Passage shown
start
In her infamous Emmy awards speech, writer and actor Michaela Coel said: "Do not be afraid to disappear – from it, from us – for a while, and see what comes to you in the silence." In premise, it’s great advice. In reality: it's terrifying. Going underground is the closest we come to experiencing our own death – our deep fears rearing their dramatic head: if we go there for a bit, will anyone miss me? What if nobody notices I’m gone at all?

Other ways of describing this subterranean period in culture or in conversation: 

Being 'in the soil' (transforming underground).

Having a 'fallow year' (a farmer not growing any crops for a while so that the quality of the soil can eventually improve).

Living in 'the liminal space', from the Latin 'limen', which means threshold. Limbo comes from the Middle English ‘lymboa’: "A place where innocent souls exist temporarily until they can enter heaven".
end
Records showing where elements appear
start
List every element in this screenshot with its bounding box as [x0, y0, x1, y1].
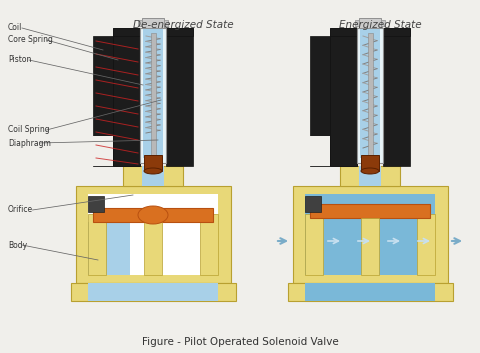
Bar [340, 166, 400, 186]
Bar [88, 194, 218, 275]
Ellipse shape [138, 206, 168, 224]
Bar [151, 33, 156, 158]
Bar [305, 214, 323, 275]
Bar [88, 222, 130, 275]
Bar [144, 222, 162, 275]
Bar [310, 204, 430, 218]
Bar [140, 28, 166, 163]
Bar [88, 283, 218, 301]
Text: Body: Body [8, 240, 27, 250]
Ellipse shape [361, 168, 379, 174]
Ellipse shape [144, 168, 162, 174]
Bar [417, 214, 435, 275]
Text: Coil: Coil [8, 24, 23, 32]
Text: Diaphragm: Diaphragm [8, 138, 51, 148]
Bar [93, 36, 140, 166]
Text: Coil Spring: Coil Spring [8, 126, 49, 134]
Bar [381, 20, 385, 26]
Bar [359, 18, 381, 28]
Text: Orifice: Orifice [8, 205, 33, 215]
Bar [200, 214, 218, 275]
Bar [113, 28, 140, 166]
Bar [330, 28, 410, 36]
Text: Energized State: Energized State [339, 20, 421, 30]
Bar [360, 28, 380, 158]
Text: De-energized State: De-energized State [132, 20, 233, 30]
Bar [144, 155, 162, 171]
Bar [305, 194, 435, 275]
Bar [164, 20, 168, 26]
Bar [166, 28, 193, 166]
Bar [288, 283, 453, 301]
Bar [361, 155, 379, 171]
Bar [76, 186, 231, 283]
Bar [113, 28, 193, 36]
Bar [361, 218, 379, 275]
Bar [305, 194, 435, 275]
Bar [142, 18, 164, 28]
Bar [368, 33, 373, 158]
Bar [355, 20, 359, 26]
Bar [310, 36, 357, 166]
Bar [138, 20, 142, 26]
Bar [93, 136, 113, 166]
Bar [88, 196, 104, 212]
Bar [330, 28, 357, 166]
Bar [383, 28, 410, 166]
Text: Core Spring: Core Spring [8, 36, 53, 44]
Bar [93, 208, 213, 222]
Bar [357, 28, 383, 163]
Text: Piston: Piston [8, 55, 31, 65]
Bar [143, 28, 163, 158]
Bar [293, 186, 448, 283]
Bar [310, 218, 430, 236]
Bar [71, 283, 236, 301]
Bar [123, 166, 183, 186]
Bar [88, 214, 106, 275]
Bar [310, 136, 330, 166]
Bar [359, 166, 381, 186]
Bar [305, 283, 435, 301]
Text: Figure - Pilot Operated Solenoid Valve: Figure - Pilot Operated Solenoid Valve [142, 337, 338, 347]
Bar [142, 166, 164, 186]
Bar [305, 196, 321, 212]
end
start
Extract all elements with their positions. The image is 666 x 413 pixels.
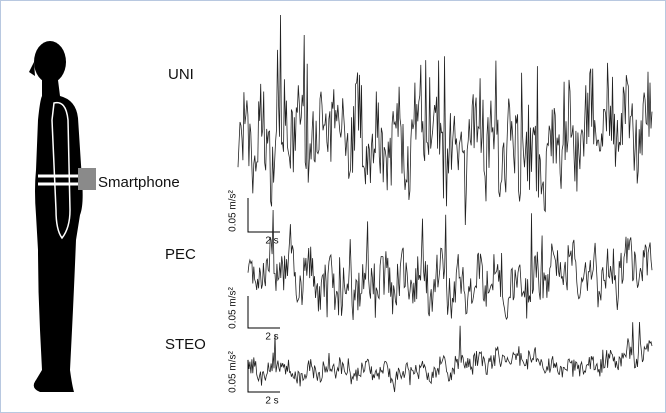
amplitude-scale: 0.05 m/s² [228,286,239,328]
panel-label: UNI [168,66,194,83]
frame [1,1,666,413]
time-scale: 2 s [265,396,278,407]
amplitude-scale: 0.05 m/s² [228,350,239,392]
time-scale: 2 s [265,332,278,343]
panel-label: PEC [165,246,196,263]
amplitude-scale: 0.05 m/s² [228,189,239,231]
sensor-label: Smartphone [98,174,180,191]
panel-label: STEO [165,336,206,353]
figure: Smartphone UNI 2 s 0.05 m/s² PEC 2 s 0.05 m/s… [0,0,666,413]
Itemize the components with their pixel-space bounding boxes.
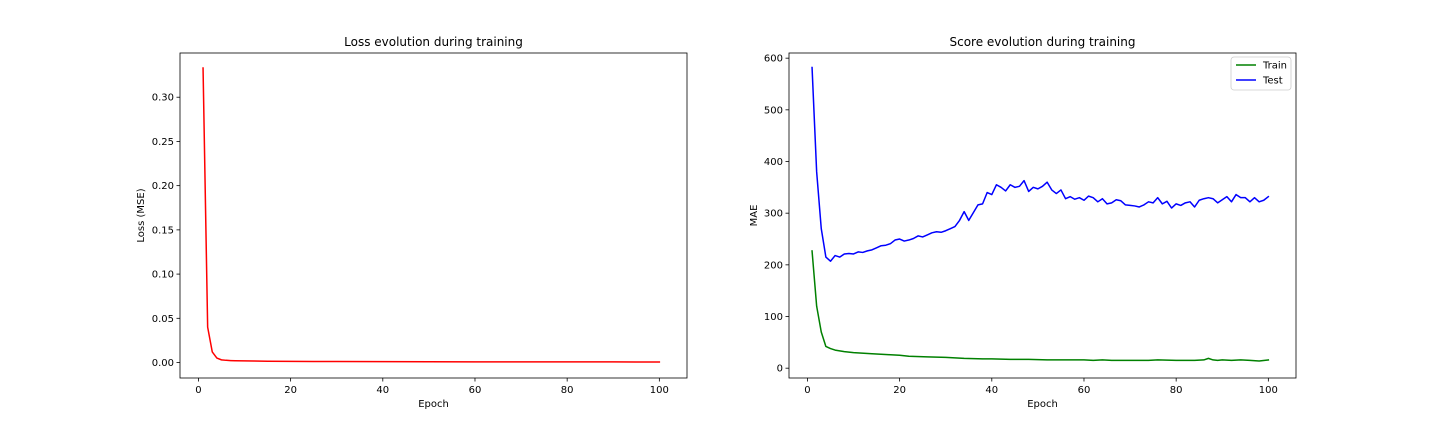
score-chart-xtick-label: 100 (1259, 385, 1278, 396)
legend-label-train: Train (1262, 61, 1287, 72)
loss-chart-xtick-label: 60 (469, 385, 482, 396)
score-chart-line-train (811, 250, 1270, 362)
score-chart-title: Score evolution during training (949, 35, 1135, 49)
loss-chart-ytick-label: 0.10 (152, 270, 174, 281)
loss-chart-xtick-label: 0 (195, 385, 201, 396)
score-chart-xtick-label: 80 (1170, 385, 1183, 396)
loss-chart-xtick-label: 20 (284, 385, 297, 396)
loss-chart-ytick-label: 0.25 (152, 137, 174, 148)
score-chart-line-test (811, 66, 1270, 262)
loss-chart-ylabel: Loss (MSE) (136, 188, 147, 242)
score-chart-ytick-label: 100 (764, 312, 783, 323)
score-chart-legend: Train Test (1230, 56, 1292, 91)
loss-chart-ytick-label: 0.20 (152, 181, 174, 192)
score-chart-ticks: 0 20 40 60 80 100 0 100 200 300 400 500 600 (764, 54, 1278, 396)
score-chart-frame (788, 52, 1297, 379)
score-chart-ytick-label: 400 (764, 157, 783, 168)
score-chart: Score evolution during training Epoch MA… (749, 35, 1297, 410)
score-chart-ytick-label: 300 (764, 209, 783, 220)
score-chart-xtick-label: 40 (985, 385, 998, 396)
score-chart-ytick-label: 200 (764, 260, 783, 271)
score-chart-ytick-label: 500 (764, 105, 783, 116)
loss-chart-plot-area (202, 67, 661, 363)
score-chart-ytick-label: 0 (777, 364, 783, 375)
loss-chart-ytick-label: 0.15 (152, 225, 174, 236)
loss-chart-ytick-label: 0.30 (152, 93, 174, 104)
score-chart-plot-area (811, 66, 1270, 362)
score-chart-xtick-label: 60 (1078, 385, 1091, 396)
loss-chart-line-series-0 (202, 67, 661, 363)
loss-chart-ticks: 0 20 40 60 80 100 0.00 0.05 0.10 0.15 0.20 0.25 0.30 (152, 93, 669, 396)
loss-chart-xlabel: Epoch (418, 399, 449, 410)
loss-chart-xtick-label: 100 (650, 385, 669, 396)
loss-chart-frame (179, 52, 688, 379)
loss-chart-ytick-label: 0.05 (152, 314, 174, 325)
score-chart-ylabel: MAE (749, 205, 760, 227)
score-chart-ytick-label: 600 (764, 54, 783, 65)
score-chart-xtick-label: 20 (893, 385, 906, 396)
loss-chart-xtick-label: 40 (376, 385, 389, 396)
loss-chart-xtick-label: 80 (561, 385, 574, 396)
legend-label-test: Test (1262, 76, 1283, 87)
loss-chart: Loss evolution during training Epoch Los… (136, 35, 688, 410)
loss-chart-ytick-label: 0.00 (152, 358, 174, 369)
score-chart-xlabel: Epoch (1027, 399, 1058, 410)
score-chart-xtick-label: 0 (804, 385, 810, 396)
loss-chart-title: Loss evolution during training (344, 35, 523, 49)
end
Your task
Carry on the passage about going underground for a while, picking up right after its last sentence.

Exercise output
Even though we know deep down these periods of life are temporary, it is terrifying not knowing when it will end, when we will be allowed back into the next phase of life. It's an 'Insert Here' kind of feeling, a blank page, the great unknown. 

Some people call it an old-fashioned existential crisis that we're due one every 5-10 years. Or a quarter-life/mid-life crisis, depending on your age. Researcher and storyteller Dr Brené Brown calls it "the mid-life unravelling": when the armour that you've built up over your teens and 20s comes crumbling down. Some people refer to it as the 'cocoon period' or a bear hibernating for the winter, sinking into a state of torpor, to ultimately conserve energy. It's a vortex of some kind, or a gateway.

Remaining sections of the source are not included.